*** Data in this exercise

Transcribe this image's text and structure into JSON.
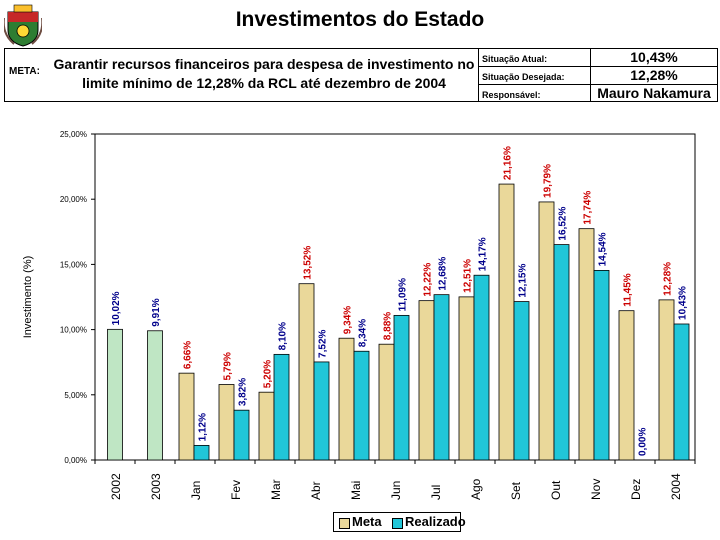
{
  "page": {
    "title": "Investimentos do Estado"
  },
  "header": {
    "meta_label": "META:",
    "meta_desc_line1": "Garantir recursos financeiros para despesa de investimento no",
    "meta_desc_line2": "limite mínimo de 12,28% da RCL até dezembro de 2004",
    "situacao_atual_label": "Situação Atual:",
    "situacao_atual_value": "10,43%",
    "situacao_desejada_label": "Situação Desejada:",
    "situacao_desejada_value": "12,28%",
    "responsavel_label": "Responsável:",
    "responsavel_value": "Mauro Nakamura"
  },
  "colors": {
    "meta": "#EAD89A",
    "realizado": "#21C6D8",
    "year_bar": "#BFE6C4",
    "meta_label_color": "#CC0000",
    "realizado_label_color": "#00008B",
    "plot_bg": "#ffffff"
  },
  "chart_data": {
    "type": "bar",
    "title": "",
    "ylabel": "Investimento (%)",
    "xlabel": "",
    "ylim": [
      0,
      25
    ],
    "yticks": [
      "0,00%",
      "5,00%",
      "10,00%",
      "15,00%",
      "20,00%",
      "25,00%"
    ],
    "categories": [
      "2002",
      "2003",
      "Jan",
      "Fev",
      "Mar",
      "Abr",
      "Mai",
      "Jun",
      "Jul",
      "Ago",
      "Set",
      "Out",
      "Nov",
      "Dez",
      "2004"
    ],
    "series": [
      {
        "name": "Meta",
        "values": [
          null,
          null,
          6.66,
          5.79,
          5.2,
          13.52,
          9.34,
          8.88,
          12.22,
          12.51,
          21.16,
          19.79,
          17.74,
          11.45,
          12.28
        ],
        "labels": [
          "",
          "",
          "6,66%",
          "5,79%",
          "5,20%",
          "13,52%",
          "9,34%",
          "8,88%",
          "12,22%",
          "12,51%",
          "21,16%",
          "19,79%",
          "17,74%",
          "11,45%",
          "12,28%"
        ]
      },
      {
        "name": "Realizado",
        "values": [
          10.02,
          9.91,
          1.12,
          3.82,
          8.1,
          7.52,
          8.34,
          11.09,
          12.68,
          14.17,
          12.15,
          16.52,
          14.54,
          0.0,
          10.43
        ],
        "labels": [
          "10,02%",
          "9,91%",
          "1,12%",
          "3,82%",
          "8,10%",
          "7,52%",
          "8,34%",
          "11,09%",
          "12,68%",
          "14,17%",
          "12,15%",
          "16,52%",
          "14,54%",
          "0,00%",
          "10,43%"
        ]
      }
    ],
    "legend": [
      "Meta",
      "Realizado"
    ],
    "legend_position": "bottom-center",
    "grid": false
  }
}
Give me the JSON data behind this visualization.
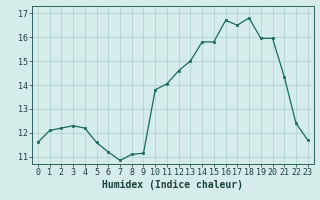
{
  "x": [
    0,
    1,
    2,
    3,
    4,
    5,
    6,
    7,
    8,
    9,
    10,
    11,
    12,
    13,
    14,
    15,
    16,
    17,
    18,
    19,
    20,
    21,
    22,
    23
  ],
  "y": [
    11.6,
    12.1,
    12.2,
    12.3,
    12.2,
    11.6,
    11.2,
    10.85,
    11.1,
    11.15,
    13.8,
    14.05,
    14.6,
    15.0,
    15.8,
    15.8,
    16.7,
    16.5,
    16.8,
    15.95,
    15.95,
    14.35,
    12.4,
    11.7
  ],
  "xlabel": "Humidex (Indice chaleur)",
  "xlim": [
    -0.5,
    23.5
  ],
  "ylim": [
    10.7,
    17.3
  ],
  "yticks": [
    11,
    12,
    13,
    14,
    15,
    16,
    17
  ],
  "xticks": [
    0,
    1,
    2,
    3,
    4,
    5,
    6,
    7,
    8,
    9,
    10,
    11,
    12,
    13,
    14,
    15,
    16,
    17,
    18,
    19,
    20,
    21,
    22,
    23
  ],
  "line_color": "#1a6b5a",
  "marker_color": "#1a6b5a",
  "bg_color": "#d5ecea",
  "grid_color": "#b8d8d5",
  "axis_color": "#2d6060",
  "tick_color": "#1a4040",
  "label_color": "#1a4040",
  "font_size_label": 7,
  "font_size_tick": 6
}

******

• **Work required**
Pictures are to be left out; otherwise, copy exactly each line from the one containing "Give me the" through the last line of the listing.

• **Solution to the exercise**
Give me the JSON data behind this visualization.
{
  "x": [
    0,
    1,
    2,
    3,
    4,
    5,
    6,
    7,
    8,
    9,
    10,
    11,
    12,
    13,
    14,
    15,
    16,
    17,
    18,
    19,
    20,
    21,
    22,
    23
  ],
  "y": [
    11.6,
    12.1,
    12.2,
    12.3,
    12.2,
    11.6,
    11.2,
    10.85,
    11.1,
    11.15,
    13.8,
    14.05,
    14.6,
    15.0,
    15.8,
    15.8,
    16.7,
    16.5,
    16.8,
    15.95,
    15.95,
    14.35,
    12.4,
    11.7
  ],
  "xlabel": "Humidex (Indice chaleur)",
  "xlim": [
    -0.5,
    23.5
  ],
  "ylim": [
    10.7,
    17.3
  ],
  "yticks": [
    11,
    12,
    13,
    14,
    15,
    16,
    17
  ],
  "xticks": [
    0,
    1,
    2,
    3,
    4,
    5,
    6,
    7,
    8,
    9,
    10,
    11,
    12,
    13,
    14,
    15,
    16,
    17,
    18,
    19,
    20,
    21,
    22,
    23
  ],
  "line_color": "#1a6b5a",
  "marker_color": "#1a6b5a",
  "bg_color": "#d5ecea",
  "grid_color": "#b8d8d5",
  "axis_color": "#2d6060",
  "tick_color": "#1a4040",
  "label_color": "#1a4040",
  "font_size_label": 7,
  "font_size_tick": 6
}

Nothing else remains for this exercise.